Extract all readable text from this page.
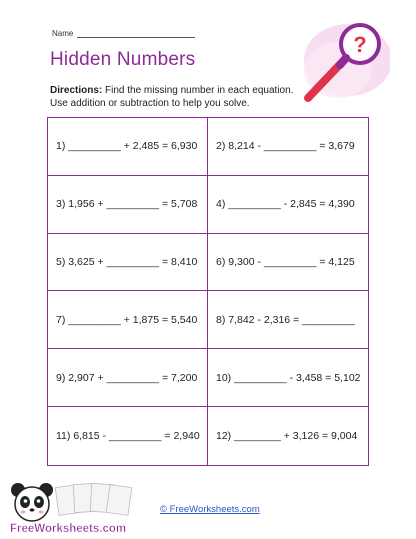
Name
Hidden Numbers
Directions: Find the missing number in each equation. Use addition or subtraction to help you solve.
?
1) _________ + 2,485 = 6,930	2) 8,214 - _________ = 3,679
3) 1,956 + _________ = 5,708	4) _________ - 2,845 = 4,390
5) 3,625 + _________ = 8,410	6) 9,300 - _________ = 4,125
7) _________ + 1,875 = 5,540	8) 7,842 - 2,316 = _________
9) 2,907 + _________ = 7,200	10) _________ - 3,458 = 5,102
11) 6,815 - _________ = 2,940	12) ________ + 3,126 = 9,004
FreeWorksheets.com
© FreeWorksheets.com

> _GIVEN INSTRUCTION_: Find "FreeWorksheets". Copy every line it occurs in.

> _OUTPUT BELOW_:
FreeWorksheets.com
© FreeWorksheets.com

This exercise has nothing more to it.